Write out the records beneath this line exactly as they appear, minus any images.

################

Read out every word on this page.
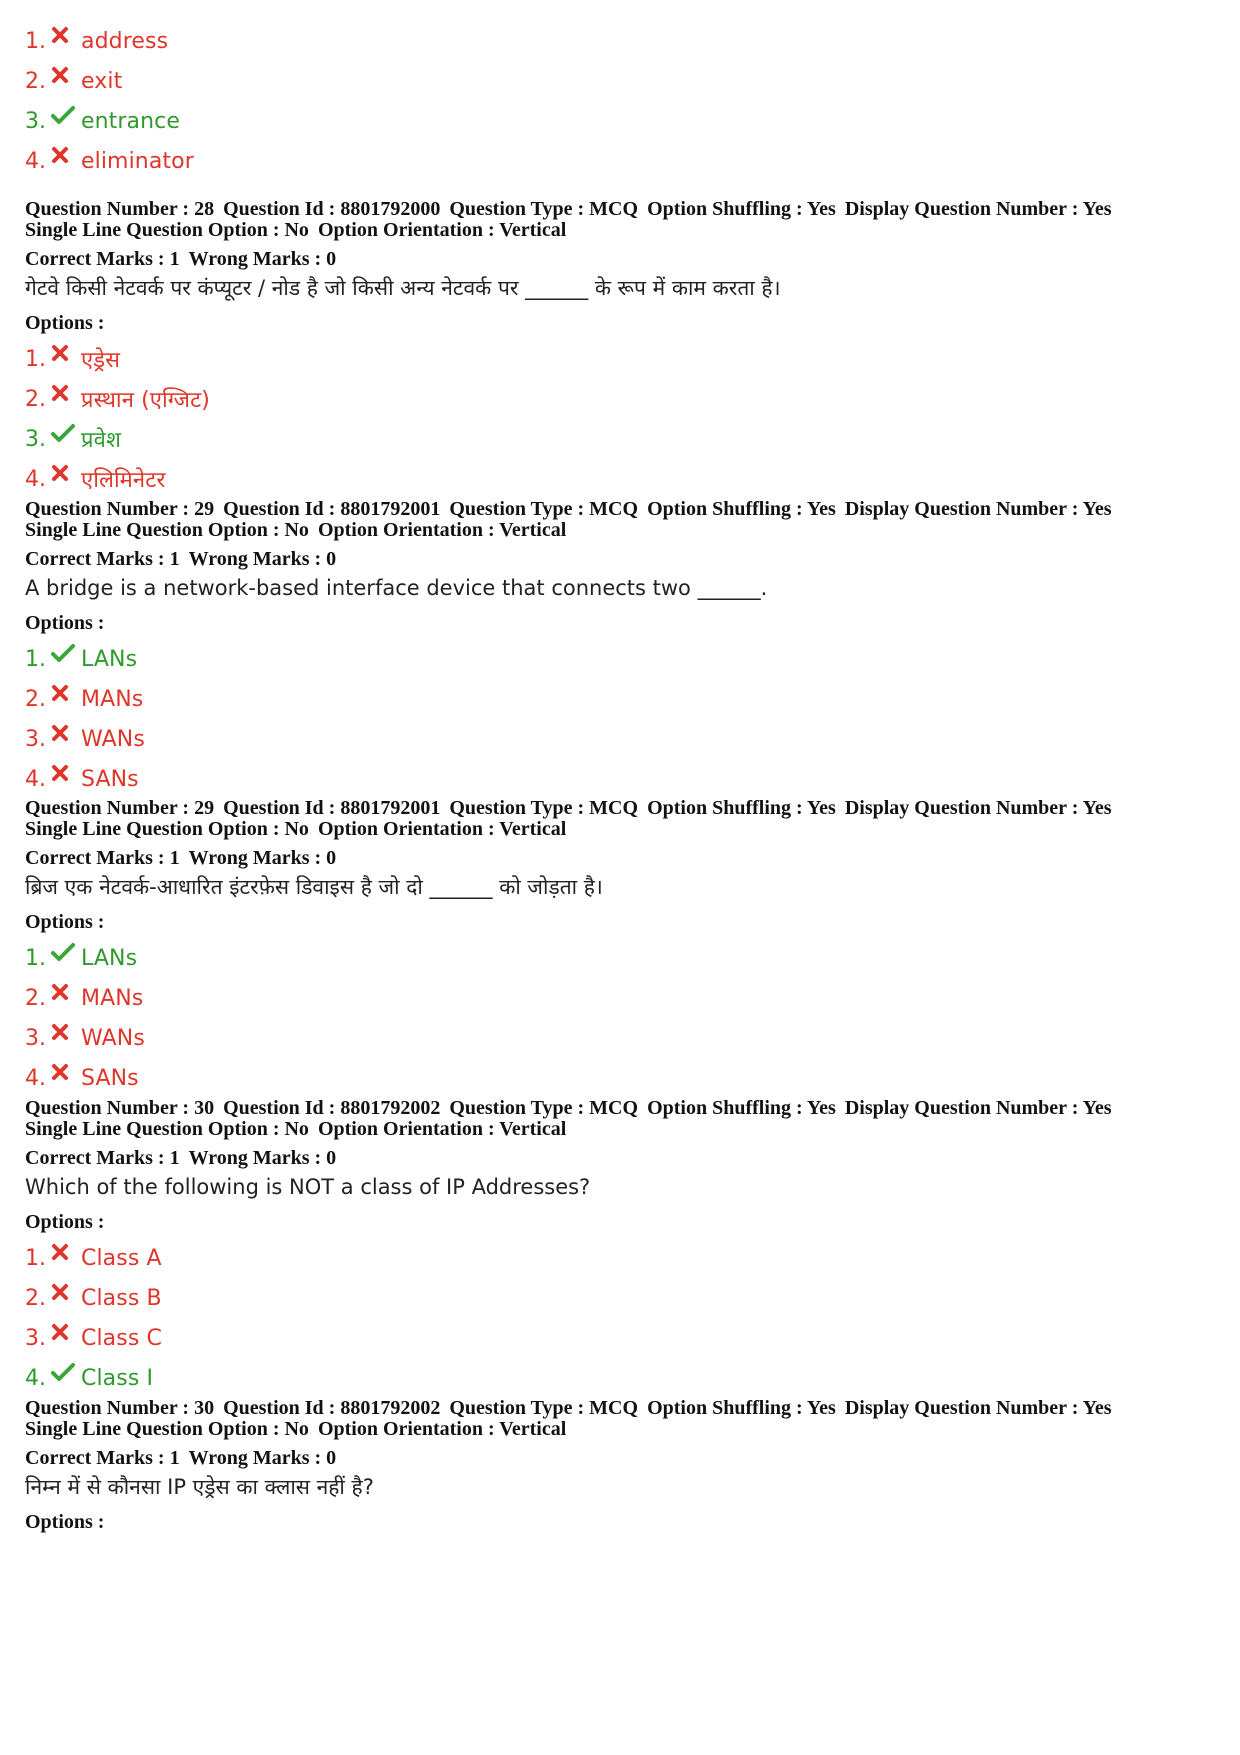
1. address
2. exit
3. entrance
4. eliminator
Question Number : 28 Question Id : 8801792000 Question Type : MCQ Option Shuffling : Yes Display Question Number : Yes
Single Line Question Option : No Option Orientation : Vertical
Correct Marks : 1 Wrong Marks : 0
गेटवे किसी नेटवर्क पर कंप्यूटर / नोड है जो किसी अन्य नेटवर्क पर ______ के रूप में काम करता है।
Options :
1. एड्रेस
2. प्रस्थान (एग्जिट)
3. प्रवेश
4. एलिमिनेटर
Question Number : 29 Question Id : 8801792001 Question Type : MCQ Option Shuffling : Yes Display Question Number : Yes
Single Line Question Option : No Option Orientation : Vertical
Correct Marks : 1 Wrong Marks : 0
A bridge is a network-based interface device that connects two ______.
Options :
1. LANs
2. MANs
3. WANs
4. SANs
Question Number : 29 Question Id : 8801792001 Question Type : MCQ Option Shuffling : Yes Display Question Number : Yes
Single Line Question Option : No Option Orientation : Vertical
Correct Marks : 1 Wrong Marks : 0
ब्रिज एक नेटवर्क-आधारित इंटरफ़ेस डिवाइस है जो दो ______ को जोड़ता है।
Options :
1. LANs
2. MANs
3. WANs
4. SANs
Question Number : 30 Question Id : 8801792002 Question Type : MCQ Option Shuffling : Yes Display Question Number : Yes
Single Line Question Option : No Option Orientation : Vertical
Correct Marks : 1 Wrong Marks : 0
Which of the following is NOT a class of IP Addresses?
Options :
1. Class A
2. Class B
3. Class C
4. Class I
Question Number : 30 Question Id : 8801792002 Question Type : MCQ Option Shuffling : Yes Display Question Number : Yes
Single Line Question Option : No Option Orientation : Vertical
Correct Marks : 1 Wrong Marks : 0
निम्न में से कौनसा IP एड्रेस का क्लास नहीं है?
Options :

################

• _IN RESPONSE_:
Read out every word on this page.
1. address
2. exit
3. entrance
4. eliminator
Question Number : 28 Question Id : 8801792000 Question Type : MCQ Option Shuffling : Yes Display Question Number : Yes
Single Line Question Option : No Option Orientation : Vertical
Correct Marks : 1 Wrong Marks : 0
गेटवे किसी नेटवर्क पर कंप्यूटर / नोड है जो किसी अन्य नेटवर्क पर ______ के रूप में काम करता है।
Options :
1. एड्रेस
2. प्रस्थान (एग्जिट)
3. प्रवेश
4. एलिमिनेटर
Question Number : 29 Question Id : 8801792001 Question Type : MCQ Option Shuffling : Yes Display Question Number : Yes
Single Line Question Option : No Option Orientation : Vertical
Correct Marks : 1 Wrong Marks : 0
A bridge is a network-based interface device that connects two ______.
Options :
1. LANs
2. MANs
3. WANs
4. SANs
Question Number : 29 Question Id : 8801792001 Question Type : MCQ Option Shuffling : Yes Display Question Number : Yes
Single Line Question Option : No Option Orientation : Vertical
Correct Marks : 1 Wrong Marks : 0
ब्रिज एक नेटवर्क-आधारित इंटरफ़ेस डिवाइस है जो दो ______ को जोड़ता है।
Options :
1. LANs
2. MANs
3. WANs
4. SANs
Question Number : 30 Question Id : 8801792002 Question Type : MCQ Option Shuffling : Yes Display Question Number : Yes
Single Line Question Option : No Option Orientation : Vertical
Correct Marks : 1 Wrong Marks : 0
Which of the following is NOT a class of IP Addresses?
Options :
1. Class A
2. Class B
3. Class C
4. Class I
Question Number : 30 Question Id : 8801792002 Question Type : MCQ Option Shuffling : Yes Display Question Number : Yes
Single Line Question Option : No Option Orientation : Vertical
Correct Marks : 1 Wrong Marks : 0
निम्न में से कौनसा IP एड्रेस का क्लास नहीं है?
Options :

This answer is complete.